Directions for this task: Everything in the listing should be restated word for word.

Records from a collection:

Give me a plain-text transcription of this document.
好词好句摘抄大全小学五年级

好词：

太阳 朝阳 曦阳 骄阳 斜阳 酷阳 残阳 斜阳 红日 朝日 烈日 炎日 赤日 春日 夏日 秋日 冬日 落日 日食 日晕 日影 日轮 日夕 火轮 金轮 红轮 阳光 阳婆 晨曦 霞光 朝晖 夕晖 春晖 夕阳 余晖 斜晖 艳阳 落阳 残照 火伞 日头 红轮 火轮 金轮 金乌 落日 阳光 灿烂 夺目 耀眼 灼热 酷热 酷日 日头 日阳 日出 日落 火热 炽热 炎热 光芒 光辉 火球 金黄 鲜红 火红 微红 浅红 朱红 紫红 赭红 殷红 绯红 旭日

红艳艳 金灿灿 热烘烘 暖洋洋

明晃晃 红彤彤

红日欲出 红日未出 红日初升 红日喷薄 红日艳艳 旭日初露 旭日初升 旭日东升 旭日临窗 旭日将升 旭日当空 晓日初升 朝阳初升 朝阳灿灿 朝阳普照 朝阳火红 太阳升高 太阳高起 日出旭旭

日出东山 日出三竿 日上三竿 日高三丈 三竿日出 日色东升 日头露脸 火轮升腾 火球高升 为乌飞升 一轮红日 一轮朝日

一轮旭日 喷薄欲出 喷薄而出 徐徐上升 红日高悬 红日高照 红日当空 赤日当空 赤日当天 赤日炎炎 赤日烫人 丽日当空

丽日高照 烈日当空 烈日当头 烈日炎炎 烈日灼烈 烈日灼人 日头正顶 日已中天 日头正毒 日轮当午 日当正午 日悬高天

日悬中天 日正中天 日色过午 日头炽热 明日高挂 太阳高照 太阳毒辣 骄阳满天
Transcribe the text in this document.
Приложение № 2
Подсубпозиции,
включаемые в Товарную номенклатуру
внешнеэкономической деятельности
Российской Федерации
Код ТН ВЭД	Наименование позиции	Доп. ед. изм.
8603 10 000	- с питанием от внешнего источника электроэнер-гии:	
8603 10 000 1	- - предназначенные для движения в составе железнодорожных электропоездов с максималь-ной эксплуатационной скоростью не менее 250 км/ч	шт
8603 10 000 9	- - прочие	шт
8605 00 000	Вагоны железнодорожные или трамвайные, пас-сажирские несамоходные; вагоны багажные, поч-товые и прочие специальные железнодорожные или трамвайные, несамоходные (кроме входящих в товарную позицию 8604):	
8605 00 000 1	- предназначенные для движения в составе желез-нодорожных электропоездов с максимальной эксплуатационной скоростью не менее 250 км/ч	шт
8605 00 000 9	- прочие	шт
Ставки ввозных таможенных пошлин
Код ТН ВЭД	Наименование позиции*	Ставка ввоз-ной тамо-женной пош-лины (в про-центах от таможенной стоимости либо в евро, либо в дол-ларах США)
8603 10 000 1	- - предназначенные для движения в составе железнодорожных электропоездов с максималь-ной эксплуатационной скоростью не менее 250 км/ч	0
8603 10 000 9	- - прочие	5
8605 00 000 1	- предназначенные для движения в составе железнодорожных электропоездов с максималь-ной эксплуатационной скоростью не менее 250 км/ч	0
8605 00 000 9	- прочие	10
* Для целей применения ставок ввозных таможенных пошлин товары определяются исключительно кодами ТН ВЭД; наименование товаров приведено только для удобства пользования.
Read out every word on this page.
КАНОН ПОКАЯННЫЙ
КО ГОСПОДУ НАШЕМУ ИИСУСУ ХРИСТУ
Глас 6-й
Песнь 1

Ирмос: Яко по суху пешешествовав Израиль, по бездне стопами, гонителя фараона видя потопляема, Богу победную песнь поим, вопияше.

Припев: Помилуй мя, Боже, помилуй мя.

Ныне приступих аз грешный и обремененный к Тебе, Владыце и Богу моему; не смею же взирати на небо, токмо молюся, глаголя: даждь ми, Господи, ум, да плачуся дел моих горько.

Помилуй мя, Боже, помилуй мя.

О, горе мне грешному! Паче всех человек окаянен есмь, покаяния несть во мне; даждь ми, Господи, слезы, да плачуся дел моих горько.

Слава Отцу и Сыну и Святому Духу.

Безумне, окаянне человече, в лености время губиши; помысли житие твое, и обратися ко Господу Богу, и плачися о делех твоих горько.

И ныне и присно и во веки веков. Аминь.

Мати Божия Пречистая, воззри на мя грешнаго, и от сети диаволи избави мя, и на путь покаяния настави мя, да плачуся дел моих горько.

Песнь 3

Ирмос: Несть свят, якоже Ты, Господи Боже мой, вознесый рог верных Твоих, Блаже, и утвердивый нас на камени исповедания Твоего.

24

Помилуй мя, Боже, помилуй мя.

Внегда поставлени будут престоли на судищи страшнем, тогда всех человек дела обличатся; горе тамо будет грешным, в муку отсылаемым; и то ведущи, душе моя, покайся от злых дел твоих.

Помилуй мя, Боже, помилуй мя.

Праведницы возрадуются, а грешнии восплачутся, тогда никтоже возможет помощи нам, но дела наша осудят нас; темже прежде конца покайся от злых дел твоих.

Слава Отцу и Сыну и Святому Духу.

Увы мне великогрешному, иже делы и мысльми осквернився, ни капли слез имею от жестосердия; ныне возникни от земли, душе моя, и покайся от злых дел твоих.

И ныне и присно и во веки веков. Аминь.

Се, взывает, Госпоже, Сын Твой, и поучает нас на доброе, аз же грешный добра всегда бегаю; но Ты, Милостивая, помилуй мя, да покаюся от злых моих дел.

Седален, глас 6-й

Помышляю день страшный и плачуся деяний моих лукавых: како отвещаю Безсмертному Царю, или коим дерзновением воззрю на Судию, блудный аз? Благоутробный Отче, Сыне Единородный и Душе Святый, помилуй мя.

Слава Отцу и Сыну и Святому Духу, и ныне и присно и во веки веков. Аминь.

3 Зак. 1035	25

Exercise output:
Give me a plain-text transcription of this document.
好词好句摘抄大全小学五年级

好词：

太阳 朝阳 曦阳 骄阳 斜阳 酷阳 残阳 斜阳 红日 朝日 烈日 炎日 赤日 春日 夏日 秋日 冬日 落日 日食 日晕 日影 日轮 日夕 火轮 金轮 红轮 阳光 阳婆 晨曦 霞光 朝晖 夕晖 春晖 夕阳 余晖 斜晖 艳阳 落阳 残照 火伞 日头 红轮 火轮 金轮 金乌 落日 阳光 灿烂 夺目 耀眼 灼热 酷热 酷日 日头 日阳 日出 日落 火热 炽热 炎热 光芒 光辉 火球 金黄 鲜红 火红 微红 浅红 朱红 紫红 赭红 殷红 绯红 旭日

红艳艳 金灿灿 热烘烘 暖洋洋

明晃晃 红彤彤

红日欲出 红日未出 红日初升 红日喷薄 红日艳艳 旭日初露 旭日初升 旭日东升 旭日临窗 旭日将升 旭日当空 晓日初升 朝阳初升 朝阳灿灿 朝阳普照 朝阳火红 太阳升高 太阳高起 日出旭旭

日出东山 日出三竿 日上三竿 日高三丈 三竿日出 日色东升 日头露脸 火轮升腾 火球高升 为乌飞升 一轮红日 一轮朝日

一轮旭日 喷薄欲出 喷薄而出 徐徐上升 红日高悬 红日高照 红日当空 赤日当空 赤日当天 赤日炎炎 赤日烫人 丽日当空

丽日高照 烈日当空 烈日当头 烈日炎炎 烈日灼烈 烈日灼人 日头正顶 日已中天 日头正毒 日轮当午 日当正午 日悬高天

日悬中天 日正中天 日色过午 日头炽热 明日高挂 太阳高照 太阳毒辣 骄阳满天
Transcribe the text in this document.
Приложение № 2
Подсубпозиции,
включаемые в Товарную номенклатуру
внешнеэкономической деятельности
Российской Федерации
Код ТН ВЭД	Наименование позиции	Доп. ед. изм.
8603 10 000	- с питанием от внешнего источника электроэнер-гии:	
8603 10 000 1	- - предназначенные для движения в составе железнодорожных электропоездов с максималь-ной эксплуатационной скоростью не менее 250 км/ч	шт
8603 10 000 9	- - прочие	шт
8605 00 000	Вагоны железнодорожные или трамвайные, пас-сажирские несамоходные; вагоны багажные, поч-товые и прочие специальные железнодорожные или трамвайные, несамоходные (кроме входящих в товарную позицию 8604):	
8605 00 000 1	- предназначенные для движения в составе желез-нодорожных электропоездов с максимальной эксплуатационной скоростью не менее 250 км/ч	шт
8605 00 000 9	- прочие	шт
Ставки ввозных таможенных пошлин
Код ТН ВЭД	Наименование позиции*	Ставка ввоз-ной тамо-женной пош-лины (в про-центах от таможенной стоимости либо в евро, либо в дол-ларах США)
8603 10 000 1	- - предназначенные для движения в составе железнодорожных электропоездов с максималь-ной эксплуатационной скоростью не менее 250 км/ч	0
8603 10 000 9	- - прочие	5
8605 00 000 1	- предназначенные для движения в составе железнодорожных электропоездов с максималь-ной эксплуатационной скоростью не менее 250 км/ч	0
8605 00 000 9	- прочие	10
* Для целей применения ставок ввозных таможенных пошлин товары определяются исключительно кодами ТН ВЭД; наименование товаров приведено только для удобства пользования.
Read out every word on this page.
КАНОН ПОКАЯННЫЙ
КО ГОСПОДУ НАШЕМУ ИИСУСУ ХРИСТУ
Глас 6-й
Песнь 1

Ирмос: Яко по суху пешешествовав Израиль, по бездне стопами, гонителя фараона видя потопляема, Богу победную песнь поим, вопияше.

Припев: Помилуй мя, Боже, помилуй мя.

Ныне приступих аз грешный и обремененный к Тебе, Владыце и Богу моему; не смею же взирати на небо, токмо молюся, глаголя: даждь ми, Господи, ум, да плачуся дел моих горько.

Помилуй мя, Боже, помилуй мя.

О, горе мне грешному! Паче всех человек окаянен есмь, покаяния несть во мне; даждь ми, Господи, слезы, да плачуся дел моих горько.

Слава Отцу и Сыну и Святому Духу.

Безумне, окаянне человече, в лености время губиши; помысли житие твое, и обратися ко Господу Богу, и плачися о делех твоих горько.

И ныне и присно и во веки веков. Аминь.

Мати Божия Пречистая, воззри на мя грешнаго, и от сети диаволи избави мя, и на путь покаяния настави мя, да плачуся дел моих горько.

Песнь 3

Ирмос: Несть свят, якоже Ты, Господи Боже мой, вознесый рог верных Твоих, Блаже, и утвердивый нас на камени исповедания Твоего.

24

Помилуй мя, Боже, помилуй мя.

Внегда поставлени будут престоли на судищи страшнем, тогда всех человек дела обличатся; горе тамо будет грешным, в муку отсылаемым; и то ведущи, душе моя, покайся от злых дел твоих.

Помилуй мя, Боже, помилуй мя.

Праведницы возрадуются, а грешнии восплачутся, тогда никтоже возможет помощи нам, но дела наша осудят нас; темже прежде конца покайся от злых дел твоих.

Слава Отцу и Сыну и Святому Духу.

Увы мне великогрешному, иже делы и мысльми осквернився, ни капли слез имею от жестосердия; ныне возникни от земли, душе моя, и покайся от злых дел твоих.

И ныне и присно и во веки веков. Аминь.

Се, взывает, Госпоже, Сын Твой, и поучает нас на доброе, аз же грешный добра всегда бегаю; но Ты, Милостивая, помилуй мя, да покаюся от злых моих дел.

Седален, глас 6-й

Помышляю день страшный и плачуся деяний моих лукавых: како отвещаю Безсмертному Царю, или коим дерзновением воззрю на Судию, блудный аз? Благоутробный Отче, Сыне Единородный и Душе Святый, помилуй мя.

Слава Отцу и Сыну и Святому Духу, и ныне и присно и во веки веков. Аминь.

3 Зак. 1035	25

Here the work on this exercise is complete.